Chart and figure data
----

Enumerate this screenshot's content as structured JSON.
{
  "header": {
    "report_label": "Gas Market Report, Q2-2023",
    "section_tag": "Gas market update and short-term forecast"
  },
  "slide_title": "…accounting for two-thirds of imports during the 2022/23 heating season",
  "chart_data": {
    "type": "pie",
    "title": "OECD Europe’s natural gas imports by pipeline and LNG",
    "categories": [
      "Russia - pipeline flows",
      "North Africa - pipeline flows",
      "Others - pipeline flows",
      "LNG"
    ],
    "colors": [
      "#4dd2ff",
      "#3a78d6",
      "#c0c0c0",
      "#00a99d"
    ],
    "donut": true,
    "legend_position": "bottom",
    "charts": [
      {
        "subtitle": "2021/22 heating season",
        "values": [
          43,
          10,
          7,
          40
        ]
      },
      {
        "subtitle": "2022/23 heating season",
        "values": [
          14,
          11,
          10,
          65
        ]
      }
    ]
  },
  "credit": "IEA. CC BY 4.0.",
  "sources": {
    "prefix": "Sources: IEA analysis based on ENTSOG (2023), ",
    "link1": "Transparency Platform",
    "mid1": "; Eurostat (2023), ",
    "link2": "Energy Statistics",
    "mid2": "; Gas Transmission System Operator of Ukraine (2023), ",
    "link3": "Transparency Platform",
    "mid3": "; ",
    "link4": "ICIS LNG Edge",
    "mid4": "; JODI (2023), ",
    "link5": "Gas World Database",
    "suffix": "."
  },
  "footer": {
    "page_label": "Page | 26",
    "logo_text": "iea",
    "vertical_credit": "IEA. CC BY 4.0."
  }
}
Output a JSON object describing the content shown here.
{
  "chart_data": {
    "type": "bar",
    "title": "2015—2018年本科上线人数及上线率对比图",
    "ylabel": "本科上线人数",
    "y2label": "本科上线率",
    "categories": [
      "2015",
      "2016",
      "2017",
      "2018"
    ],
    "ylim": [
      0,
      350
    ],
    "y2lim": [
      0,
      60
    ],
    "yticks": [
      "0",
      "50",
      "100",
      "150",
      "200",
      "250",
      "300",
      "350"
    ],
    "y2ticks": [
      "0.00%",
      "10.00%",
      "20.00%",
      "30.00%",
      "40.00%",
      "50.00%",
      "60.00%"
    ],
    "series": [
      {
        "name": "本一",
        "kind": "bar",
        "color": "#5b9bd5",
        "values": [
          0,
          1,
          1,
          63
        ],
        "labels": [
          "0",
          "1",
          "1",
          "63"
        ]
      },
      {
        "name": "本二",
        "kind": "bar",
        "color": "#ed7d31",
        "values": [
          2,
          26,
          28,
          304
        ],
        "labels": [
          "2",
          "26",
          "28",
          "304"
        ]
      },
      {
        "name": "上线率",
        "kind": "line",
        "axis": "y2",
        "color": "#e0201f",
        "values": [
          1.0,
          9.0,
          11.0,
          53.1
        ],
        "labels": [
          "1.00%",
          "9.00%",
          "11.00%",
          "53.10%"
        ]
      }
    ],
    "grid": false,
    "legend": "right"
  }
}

----

Pick out and copy the lines of the entries that hold the string "heating".

Result of the task
  "slide_title": "…accounting for two-thirds of imports during the 2022/23 heating season",
        "subtitle": "2021/22 heating season",
        "subtitle": "2022/23 heating season",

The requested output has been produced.